Start of Information given

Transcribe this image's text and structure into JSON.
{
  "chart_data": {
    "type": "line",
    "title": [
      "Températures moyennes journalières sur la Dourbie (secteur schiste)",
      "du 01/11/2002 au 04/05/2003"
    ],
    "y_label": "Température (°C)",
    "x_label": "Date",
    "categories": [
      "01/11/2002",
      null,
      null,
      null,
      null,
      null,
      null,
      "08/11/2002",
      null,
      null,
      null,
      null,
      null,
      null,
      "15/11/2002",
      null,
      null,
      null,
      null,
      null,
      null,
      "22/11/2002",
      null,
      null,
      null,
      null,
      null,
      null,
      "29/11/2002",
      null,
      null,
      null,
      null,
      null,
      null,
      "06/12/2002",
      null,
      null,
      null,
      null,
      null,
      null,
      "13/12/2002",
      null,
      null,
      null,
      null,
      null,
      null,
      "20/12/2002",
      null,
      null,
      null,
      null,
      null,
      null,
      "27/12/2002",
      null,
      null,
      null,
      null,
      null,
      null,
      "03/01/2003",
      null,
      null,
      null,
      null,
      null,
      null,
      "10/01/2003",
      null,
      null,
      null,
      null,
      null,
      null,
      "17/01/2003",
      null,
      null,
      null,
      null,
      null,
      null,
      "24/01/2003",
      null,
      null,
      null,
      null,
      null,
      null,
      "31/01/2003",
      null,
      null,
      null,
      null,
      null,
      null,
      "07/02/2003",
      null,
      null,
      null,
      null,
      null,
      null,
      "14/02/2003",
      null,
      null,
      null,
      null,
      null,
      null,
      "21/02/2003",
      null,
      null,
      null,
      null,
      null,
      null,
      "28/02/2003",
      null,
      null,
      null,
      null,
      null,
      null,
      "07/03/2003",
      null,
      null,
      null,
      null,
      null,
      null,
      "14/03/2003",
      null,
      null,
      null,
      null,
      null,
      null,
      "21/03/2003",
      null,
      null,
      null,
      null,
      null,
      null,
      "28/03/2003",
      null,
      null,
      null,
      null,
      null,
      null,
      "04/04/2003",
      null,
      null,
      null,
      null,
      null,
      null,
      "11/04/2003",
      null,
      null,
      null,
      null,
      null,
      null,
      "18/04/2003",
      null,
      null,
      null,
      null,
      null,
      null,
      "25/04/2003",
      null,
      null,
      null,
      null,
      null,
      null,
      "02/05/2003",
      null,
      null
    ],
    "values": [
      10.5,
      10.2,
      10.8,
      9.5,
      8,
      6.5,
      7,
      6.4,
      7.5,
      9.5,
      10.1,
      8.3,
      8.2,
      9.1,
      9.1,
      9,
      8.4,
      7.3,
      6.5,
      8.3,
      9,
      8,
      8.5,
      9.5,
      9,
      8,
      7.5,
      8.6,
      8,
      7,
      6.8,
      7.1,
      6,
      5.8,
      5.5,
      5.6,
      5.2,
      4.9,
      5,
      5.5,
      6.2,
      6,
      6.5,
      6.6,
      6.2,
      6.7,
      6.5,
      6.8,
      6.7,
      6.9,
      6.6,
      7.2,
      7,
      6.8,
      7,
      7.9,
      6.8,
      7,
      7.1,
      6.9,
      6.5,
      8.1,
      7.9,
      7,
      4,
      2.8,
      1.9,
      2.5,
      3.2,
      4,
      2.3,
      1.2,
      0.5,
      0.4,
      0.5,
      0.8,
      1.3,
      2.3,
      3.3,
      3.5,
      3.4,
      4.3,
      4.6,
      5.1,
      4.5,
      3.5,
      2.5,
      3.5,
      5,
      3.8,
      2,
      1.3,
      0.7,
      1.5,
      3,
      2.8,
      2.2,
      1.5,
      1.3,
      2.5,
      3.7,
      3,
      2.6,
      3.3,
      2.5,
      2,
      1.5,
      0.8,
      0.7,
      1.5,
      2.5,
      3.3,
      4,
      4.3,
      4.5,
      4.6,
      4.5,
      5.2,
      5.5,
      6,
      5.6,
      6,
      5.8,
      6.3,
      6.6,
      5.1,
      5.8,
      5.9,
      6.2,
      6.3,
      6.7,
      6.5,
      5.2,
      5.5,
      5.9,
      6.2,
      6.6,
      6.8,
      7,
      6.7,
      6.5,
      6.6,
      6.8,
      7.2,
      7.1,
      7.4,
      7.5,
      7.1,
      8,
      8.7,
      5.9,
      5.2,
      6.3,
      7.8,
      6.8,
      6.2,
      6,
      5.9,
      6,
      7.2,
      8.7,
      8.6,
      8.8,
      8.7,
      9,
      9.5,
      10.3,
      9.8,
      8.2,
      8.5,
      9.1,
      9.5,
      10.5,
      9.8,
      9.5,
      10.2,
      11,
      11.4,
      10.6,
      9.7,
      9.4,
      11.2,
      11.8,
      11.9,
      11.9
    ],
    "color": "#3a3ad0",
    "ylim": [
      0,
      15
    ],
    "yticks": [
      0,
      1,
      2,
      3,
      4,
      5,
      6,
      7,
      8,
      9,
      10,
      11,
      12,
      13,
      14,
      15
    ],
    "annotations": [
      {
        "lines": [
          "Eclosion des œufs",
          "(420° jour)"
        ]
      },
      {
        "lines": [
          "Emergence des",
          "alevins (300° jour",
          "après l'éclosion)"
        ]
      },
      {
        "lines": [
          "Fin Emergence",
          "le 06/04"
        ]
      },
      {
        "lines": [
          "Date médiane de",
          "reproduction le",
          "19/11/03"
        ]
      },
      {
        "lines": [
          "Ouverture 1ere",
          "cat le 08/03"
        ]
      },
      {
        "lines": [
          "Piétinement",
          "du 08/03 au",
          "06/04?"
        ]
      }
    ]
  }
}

End of Information given

| Goal |
Go through the listing above and restate it word for word.

| Complete answer |
Transcribe this image's text and structure into JSON.
{
  "chart_data": {
    "type": "line",
    "title": [
      "Températures moyennes journalières sur la Dourbie (secteur schiste)",
      "du 01/11/2002 au 04/05/2003"
    ],
    "y_label": "Température (°C)",
    "x_label": "Date",
    "categories": [
      "01/11/2002",
      null,
      null,
      null,
      null,
      null,
      null,
      "08/11/2002",
      null,
      null,
      null,
      null,
      null,
      null,
      "15/11/2002",
      null,
      null,
      null,
      null,
      null,
      null,
      "22/11/2002",
      null,
      null,
      null,
      null,
      null,
      null,
      "29/11/2002",
      null,
      null,
      null,
      null,
      null,
      null,
      "06/12/2002",
      null,
      null,
      null,
      null,
      null,
      null,
      "13/12/2002",
      null,
      null,
      null,
      null,
      null,
      null,
      "20/12/2002",
      null,
      null,
      null,
      null,
      null,
      null,
      "27/12/2002",
      null,
      null,
      null,
      null,
      null,
      null,
      "03/01/2003",
      null,
      null,
      null,
      null,
      null,
      null,
      "10/01/2003",
      null,
      null,
      null,
      null,
      null,
      null,
      "17/01/2003",
      null,
      null,
      null,
      null,
      null,
      null,
      "24/01/2003",
      null,
      null,
      null,
      null,
      null,
      null,
      "31/01/2003",
      null,
      null,
      null,
      null,
      null,
      null,
      "07/02/2003",
      null,
      null,
      null,
      null,
      null,
      null,
      "14/02/2003",
      null,
      null,
      null,
      null,
      null,
      null,
      "21/02/2003",
      null,
      null,
      null,
      null,
      null,
      null,
      "28/02/2003",
      null,
      null,
      null,
      null,
      null,
      null,
      "07/03/2003",
      null,
      null,
      null,
      null,
      null,
      null,
      "14/03/2003",
      null,
      null,
      null,
      null,
      null,
      null,
      "21/03/2003",
      null,
      null,
      null,
      null,
      null,
      null,
      "28/03/2003",
      null,
      null,
      null,
      null,
      null,
      null,
      "04/04/2003",
      null,
      null,
      null,
      null,
      null,
      null,
      "11/04/2003",
      null,
      null,
      null,
      null,
      null,
      null,
      "18/04/2003",
      null,
      null,
      null,
      null,
      null,
      null,
      "25/04/2003",
      null,
      null,
      null,
      null,
      null,
      null,
      "02/05/2003",
      null,
      null
    ],
    "values": [
      10.5,
      10.2,
      10.8,
      9.5,
      8,
      6.5,
      7,
      6.4,
      7.5,
      9.5,
      10.1,
      8.3,
      8.2,
      9.1,
      9.1,
      9,
      8.4,
      7.3,
      6.5,
      8.3,
      9,
      8,
      8.5,
      9.5,
      9,
      8,
      7.5,
      8.6,
      8,
      7,
      6.8,
      7.1,
      6,
      5.8,
      5.5,
      5.6,
      5.2,
      4.9,
      5,
      5.5,
      6.2,
      6,
      6.5,
      6.6,
      6.2,
      6.7,
      6.5,
      6.8,
      6.7,
      6.9,
      6.6,
      7.2,
      7,
      6.8,
      7,
      7.9,
      6.8,
      7,
      7.1,
      6.9,
      6.5,
      8.1,
      7.9,
      7,
      4,
      2.8,
      1.9,
      2.5,
      3.2,
      4,
      2.3,
      1.2,
      0.5,
      0.4,
      0.5,
      0.8,
      1.3,
      2.3,
      3.3,
      3.5,
      3.4,
      4.3,
      4.6,
      5.1,
      4.5,
      3.5,
      2.5,
      3.5,
      5,
      3.8,
      2,
      1.3,
      0.7,
      1.5,
      3,
      2.8,
      2.2,
      1.5,
      1.3,
      2.5,
      3.7,
      3,
      2.6,
      3.3,
      2.5,
      2,
      1.5,
      0.8,
      0.7,
      1.5,
      2.5,
      3.3,
      4,
      4.3,
      4.5,
      4.6,
      4.5,
      5.2,
      5.5,
      6,
      5.6,
      6,
      5.8,
      6.3,
      6.6,
      5.1,
      5.8,
      5.9,
      6.2,
      6.3,
      6.7,
      6.5,
      5.2,
      5.5,
      5.9,
      6.2,
      6.6,
      6.8,
      7,
      6.7,
      6.5,
      6.6,
      6.8,
      7.2,
      7.1,
      7.4,
      7.5,
      7.1,
      8,
      8.7,
      5.9,
      5.2,
      6.3,
      7.8,
      6.8,
      6.2,
      6,
      5.9,
      6,
      7.2,
      8.7,
      8.6,
      8.8,
      8.7,
      9,
      9.5,
      10.3,
      9.8,
      8.2,
      8.5,
      9.1,
      9.5,
      10.5,
      9.8,
      9.5,
      10.2,
      11,
      11.4,
      10.6,
      9.7,
      9.4,
      11.2,
      11.8,
      11.9,
      11.9
    ],
    "color": "#3a3ad0",
    "ylim": [
      0,
      15
    ],
    "yticks": [
      0,
      1,
      2,
      3,
      4,
      5,
      6,
      7,
      8,
      9,
      10,
      11,
      12,
      13,
      14,
      15
    ],
    "annotations": [
      {
        "lines": [
          "Eclosion des œufs",
          "(420° jour)"
        ]
      },
      {
        "lines": [
          "Emergence des",
          "alevins (300° jour",
          "après l'éclosion)"
        ]
      },
      {
        "lines": [
          "Fin Emergence",
          "le 06/04"
        ]
      },
      {
        "lines": [
          "Date médiane de",
          "reproduction le",
          "19/11/03"
        ]
      },
      {
        "lines": [
          "Ouverture 1ere",
          "cat le 08/03"
        ]
      },
      {
        "lines": [
          "Piétinement",
          "du 08/03 au",
          "06/04?"
        ]
      }
    ]
  }
}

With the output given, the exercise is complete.